> [Work to complete]: Can you transcribe, word for word, the part of the Dependency Index text that opens with the words containing "Why is this" and closes with "improving the tool."?

> [Text provided]:
· · · · · · ·
Why is this relevant?
This tool measures structural dependency, it is not our point to make ethical judgments. A high score doesn't mean your choices are wrong, but it can mean that your tech operations are concentrated in companies that hold too much power, potentially generating higher costs, high dependency and low migration capabilities. The scoring is deliberately simple and the results are showed transparently, and it does not attempt to weight categories differently or account for how critical each category is to your specific operations. We encourage you to use the detailed breakdown alongside the headline number.
We encourage you to give us feedback so we can keep improving the tool.
1. What the Dependency Index measures
The Dependency Index is a 0–100 scale that measures how concentrated your tech stack is among dominant technology companies. A score of 0 (theoretical minimum) means complete independence (every tool you use is open-source or from a small independent provider), and 100 means total dependency (every tool is from a top-tier Big Tech company).
· · · · · · ·
> [Excerpted records]:
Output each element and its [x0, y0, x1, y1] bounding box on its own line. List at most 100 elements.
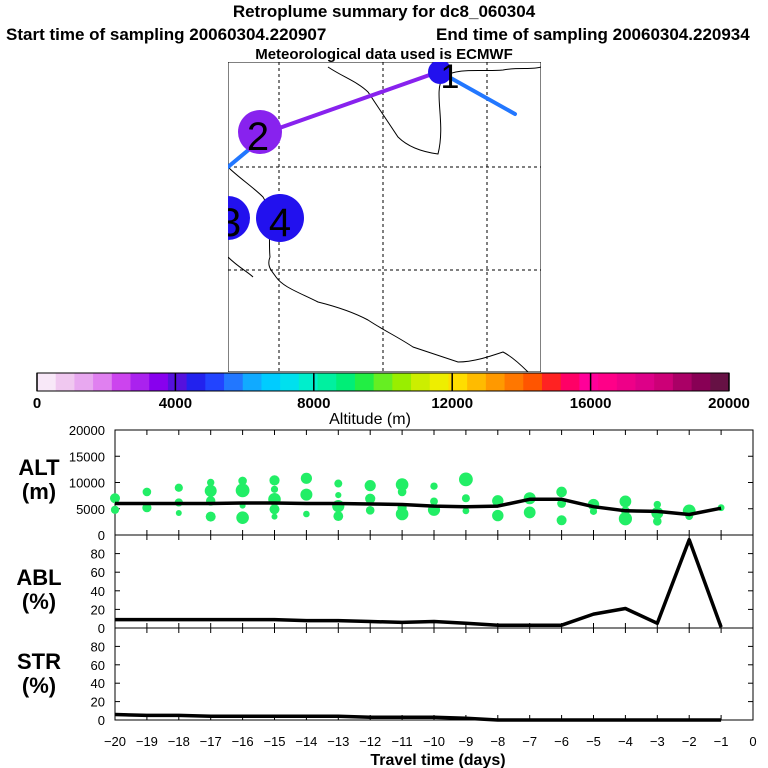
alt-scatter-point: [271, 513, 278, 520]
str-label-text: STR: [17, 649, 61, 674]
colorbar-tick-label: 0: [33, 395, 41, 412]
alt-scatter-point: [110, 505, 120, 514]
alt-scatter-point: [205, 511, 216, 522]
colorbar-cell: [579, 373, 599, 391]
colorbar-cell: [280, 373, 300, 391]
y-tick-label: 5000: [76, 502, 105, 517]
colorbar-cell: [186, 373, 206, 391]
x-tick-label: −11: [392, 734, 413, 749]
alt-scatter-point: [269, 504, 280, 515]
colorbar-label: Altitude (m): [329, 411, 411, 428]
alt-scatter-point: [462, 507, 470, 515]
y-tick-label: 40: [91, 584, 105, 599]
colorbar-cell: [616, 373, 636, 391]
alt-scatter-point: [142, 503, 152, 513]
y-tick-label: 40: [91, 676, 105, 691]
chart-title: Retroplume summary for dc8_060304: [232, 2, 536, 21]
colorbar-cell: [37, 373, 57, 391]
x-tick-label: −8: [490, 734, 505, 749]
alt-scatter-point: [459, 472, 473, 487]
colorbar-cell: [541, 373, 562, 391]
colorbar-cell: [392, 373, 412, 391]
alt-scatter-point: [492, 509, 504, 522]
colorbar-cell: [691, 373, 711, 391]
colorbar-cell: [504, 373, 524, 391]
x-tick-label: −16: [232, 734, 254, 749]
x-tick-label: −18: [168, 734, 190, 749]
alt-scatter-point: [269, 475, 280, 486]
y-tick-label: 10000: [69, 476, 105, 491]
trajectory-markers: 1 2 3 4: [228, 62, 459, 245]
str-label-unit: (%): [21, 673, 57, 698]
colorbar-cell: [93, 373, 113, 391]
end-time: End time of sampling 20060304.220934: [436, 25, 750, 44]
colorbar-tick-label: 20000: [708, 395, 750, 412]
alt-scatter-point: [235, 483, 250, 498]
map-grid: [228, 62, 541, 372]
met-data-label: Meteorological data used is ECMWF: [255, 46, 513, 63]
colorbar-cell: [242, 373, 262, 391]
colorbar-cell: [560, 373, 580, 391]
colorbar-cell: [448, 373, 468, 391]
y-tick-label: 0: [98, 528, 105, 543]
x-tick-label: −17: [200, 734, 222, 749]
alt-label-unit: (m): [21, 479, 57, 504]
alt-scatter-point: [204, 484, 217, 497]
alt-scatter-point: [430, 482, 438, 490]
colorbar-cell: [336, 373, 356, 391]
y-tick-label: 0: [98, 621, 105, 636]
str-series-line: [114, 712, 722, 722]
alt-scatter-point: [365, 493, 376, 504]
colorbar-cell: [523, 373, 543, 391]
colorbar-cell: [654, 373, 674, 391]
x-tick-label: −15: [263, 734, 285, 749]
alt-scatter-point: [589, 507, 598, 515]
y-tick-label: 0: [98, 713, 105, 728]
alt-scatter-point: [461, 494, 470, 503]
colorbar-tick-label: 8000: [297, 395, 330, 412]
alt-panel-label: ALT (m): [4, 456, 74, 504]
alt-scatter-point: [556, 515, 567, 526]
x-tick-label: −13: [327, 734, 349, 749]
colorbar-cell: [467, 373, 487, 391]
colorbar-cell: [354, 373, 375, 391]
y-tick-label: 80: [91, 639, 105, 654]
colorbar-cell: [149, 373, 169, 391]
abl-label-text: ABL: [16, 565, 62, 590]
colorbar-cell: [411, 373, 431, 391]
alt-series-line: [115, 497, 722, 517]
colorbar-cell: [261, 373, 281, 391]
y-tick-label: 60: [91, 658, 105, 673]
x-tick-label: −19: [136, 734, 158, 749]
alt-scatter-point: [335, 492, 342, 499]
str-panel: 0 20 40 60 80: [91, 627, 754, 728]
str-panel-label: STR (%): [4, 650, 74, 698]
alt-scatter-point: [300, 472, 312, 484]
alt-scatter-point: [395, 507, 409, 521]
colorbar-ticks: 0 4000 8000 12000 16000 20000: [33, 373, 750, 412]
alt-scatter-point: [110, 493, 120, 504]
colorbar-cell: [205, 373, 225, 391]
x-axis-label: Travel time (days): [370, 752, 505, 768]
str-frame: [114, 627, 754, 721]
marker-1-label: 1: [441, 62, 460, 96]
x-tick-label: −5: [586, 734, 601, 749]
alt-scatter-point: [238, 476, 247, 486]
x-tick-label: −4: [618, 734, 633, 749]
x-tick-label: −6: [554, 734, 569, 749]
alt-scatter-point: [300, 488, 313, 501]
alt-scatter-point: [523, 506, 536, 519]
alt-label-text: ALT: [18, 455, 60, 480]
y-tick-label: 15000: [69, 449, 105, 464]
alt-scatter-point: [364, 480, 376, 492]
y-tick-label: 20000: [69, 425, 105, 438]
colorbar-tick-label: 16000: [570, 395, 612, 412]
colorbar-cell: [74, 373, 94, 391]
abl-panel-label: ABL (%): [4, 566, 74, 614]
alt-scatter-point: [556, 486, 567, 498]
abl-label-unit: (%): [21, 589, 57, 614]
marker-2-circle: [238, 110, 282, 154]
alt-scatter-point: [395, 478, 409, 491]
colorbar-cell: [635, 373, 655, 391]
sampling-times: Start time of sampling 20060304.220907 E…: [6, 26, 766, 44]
· · · · · · ·
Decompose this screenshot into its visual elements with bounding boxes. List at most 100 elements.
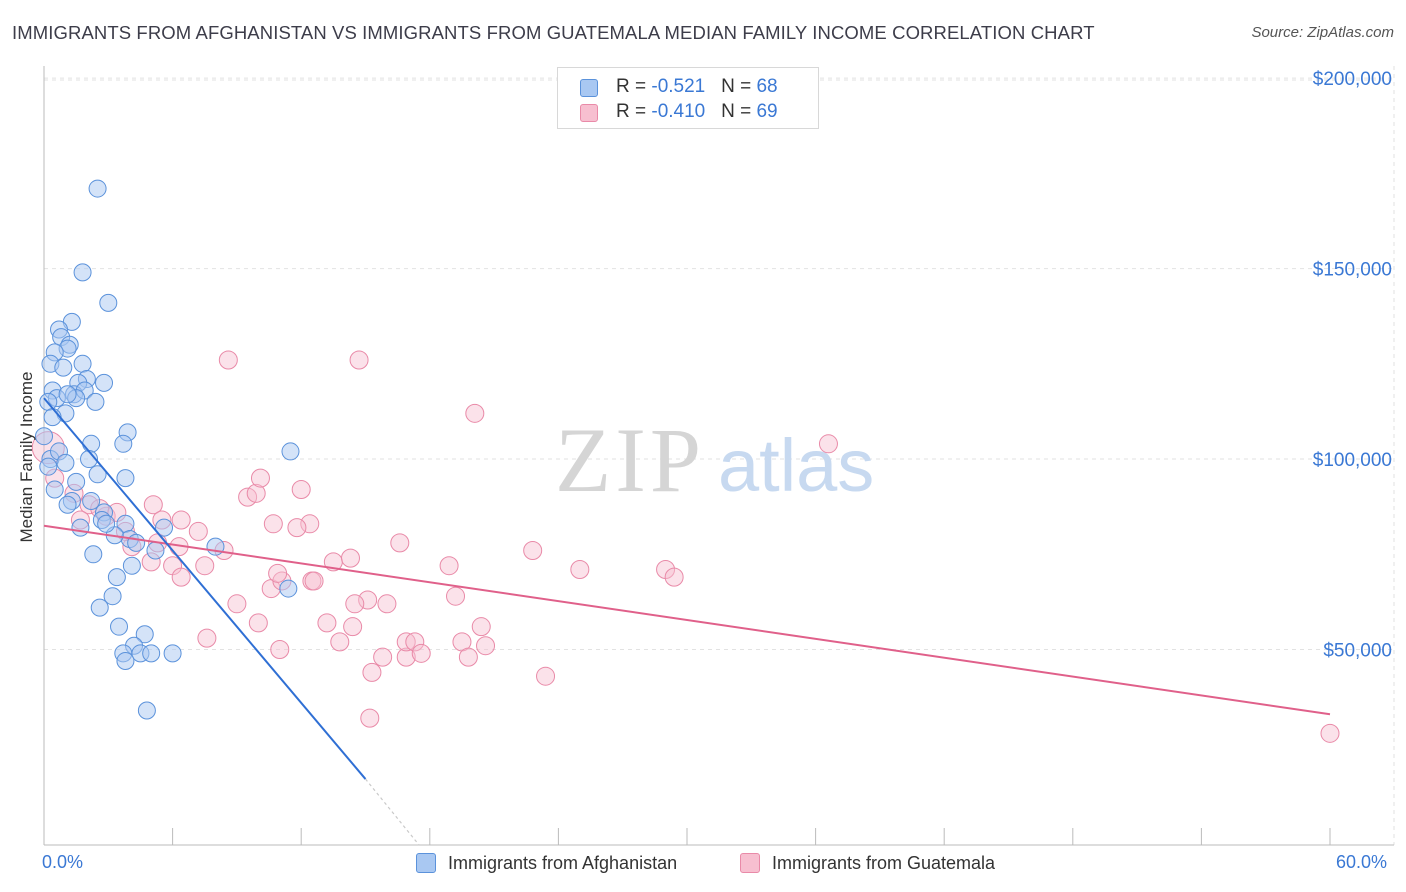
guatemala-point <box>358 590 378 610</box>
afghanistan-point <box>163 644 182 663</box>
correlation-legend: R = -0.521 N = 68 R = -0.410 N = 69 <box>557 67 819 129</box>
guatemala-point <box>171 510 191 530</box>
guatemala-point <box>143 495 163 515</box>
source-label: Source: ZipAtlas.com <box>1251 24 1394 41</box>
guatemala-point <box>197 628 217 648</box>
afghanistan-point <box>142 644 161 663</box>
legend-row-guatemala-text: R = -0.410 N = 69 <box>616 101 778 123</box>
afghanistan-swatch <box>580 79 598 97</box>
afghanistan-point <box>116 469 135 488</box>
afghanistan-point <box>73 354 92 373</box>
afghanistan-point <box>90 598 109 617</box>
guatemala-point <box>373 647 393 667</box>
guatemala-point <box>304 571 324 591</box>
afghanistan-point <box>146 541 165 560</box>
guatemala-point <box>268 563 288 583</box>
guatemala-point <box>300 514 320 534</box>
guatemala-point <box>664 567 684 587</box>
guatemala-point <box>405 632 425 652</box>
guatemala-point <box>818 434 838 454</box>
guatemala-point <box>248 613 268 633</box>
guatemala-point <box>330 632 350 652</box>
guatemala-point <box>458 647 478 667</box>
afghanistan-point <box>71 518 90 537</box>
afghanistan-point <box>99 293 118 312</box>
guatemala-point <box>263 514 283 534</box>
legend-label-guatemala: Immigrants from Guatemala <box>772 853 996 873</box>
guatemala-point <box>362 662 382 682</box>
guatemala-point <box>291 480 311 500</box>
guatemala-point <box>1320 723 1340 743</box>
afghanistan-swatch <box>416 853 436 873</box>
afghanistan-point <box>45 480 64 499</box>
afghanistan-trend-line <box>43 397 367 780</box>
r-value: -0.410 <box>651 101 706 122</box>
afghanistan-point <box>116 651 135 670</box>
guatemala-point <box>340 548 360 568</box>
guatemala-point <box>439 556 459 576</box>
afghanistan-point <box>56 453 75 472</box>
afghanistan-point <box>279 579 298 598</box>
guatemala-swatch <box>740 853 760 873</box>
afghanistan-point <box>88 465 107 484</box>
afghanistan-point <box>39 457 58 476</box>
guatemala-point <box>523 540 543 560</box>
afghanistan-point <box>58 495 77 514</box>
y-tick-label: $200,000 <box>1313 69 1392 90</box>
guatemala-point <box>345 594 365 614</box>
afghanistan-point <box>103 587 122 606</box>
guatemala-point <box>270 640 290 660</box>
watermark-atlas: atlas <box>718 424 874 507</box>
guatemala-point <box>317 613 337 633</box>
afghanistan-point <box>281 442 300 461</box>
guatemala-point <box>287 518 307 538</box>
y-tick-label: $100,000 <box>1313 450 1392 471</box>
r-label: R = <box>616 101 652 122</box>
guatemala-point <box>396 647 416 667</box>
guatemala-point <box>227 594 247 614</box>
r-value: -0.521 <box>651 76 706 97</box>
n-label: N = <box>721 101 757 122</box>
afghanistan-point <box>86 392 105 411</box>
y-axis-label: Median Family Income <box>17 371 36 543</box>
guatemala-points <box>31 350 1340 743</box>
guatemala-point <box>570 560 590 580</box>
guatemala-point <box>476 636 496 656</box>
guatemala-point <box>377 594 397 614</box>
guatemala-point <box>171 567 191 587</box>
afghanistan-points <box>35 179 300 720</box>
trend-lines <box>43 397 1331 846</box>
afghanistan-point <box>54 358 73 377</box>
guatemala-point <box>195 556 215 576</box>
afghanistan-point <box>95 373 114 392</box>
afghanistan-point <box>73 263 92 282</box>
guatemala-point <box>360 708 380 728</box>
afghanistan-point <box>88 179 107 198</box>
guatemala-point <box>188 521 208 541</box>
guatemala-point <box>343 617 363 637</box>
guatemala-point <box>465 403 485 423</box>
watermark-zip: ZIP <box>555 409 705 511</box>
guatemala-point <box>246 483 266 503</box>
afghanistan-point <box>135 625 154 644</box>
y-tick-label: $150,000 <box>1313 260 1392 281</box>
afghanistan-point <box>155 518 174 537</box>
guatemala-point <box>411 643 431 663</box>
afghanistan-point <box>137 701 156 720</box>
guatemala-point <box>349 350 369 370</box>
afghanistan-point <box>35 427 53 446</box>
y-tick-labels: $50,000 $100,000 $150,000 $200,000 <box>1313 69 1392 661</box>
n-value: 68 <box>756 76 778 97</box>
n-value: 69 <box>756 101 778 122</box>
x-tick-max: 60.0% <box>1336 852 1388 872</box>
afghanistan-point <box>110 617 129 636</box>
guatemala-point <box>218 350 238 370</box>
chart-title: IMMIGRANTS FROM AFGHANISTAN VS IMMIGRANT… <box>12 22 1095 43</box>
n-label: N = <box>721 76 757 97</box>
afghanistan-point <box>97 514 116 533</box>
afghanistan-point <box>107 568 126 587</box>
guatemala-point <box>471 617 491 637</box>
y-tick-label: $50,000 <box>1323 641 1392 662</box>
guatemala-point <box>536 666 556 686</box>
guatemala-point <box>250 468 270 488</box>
· · · · · · ·
> [Solution]:
Why is this relevant?
This tool measures structural dependency, it is not our point to make ethical judgments. A high score doesn't mean your choices are wrong, but it can mean that your tech operations are concentrated in companies that hold too much power, potentially generating higher costs, high dependency and low migration capabilities. The scoring is deliberately simple and the results are showed transparently, and it does not attempt to weight categories differently or account for how critical each category is to your specific operations. We encourage you to use the detailed breakdown alongside the headline number.
We encourage you to give us feedback so we can keep improving the tool.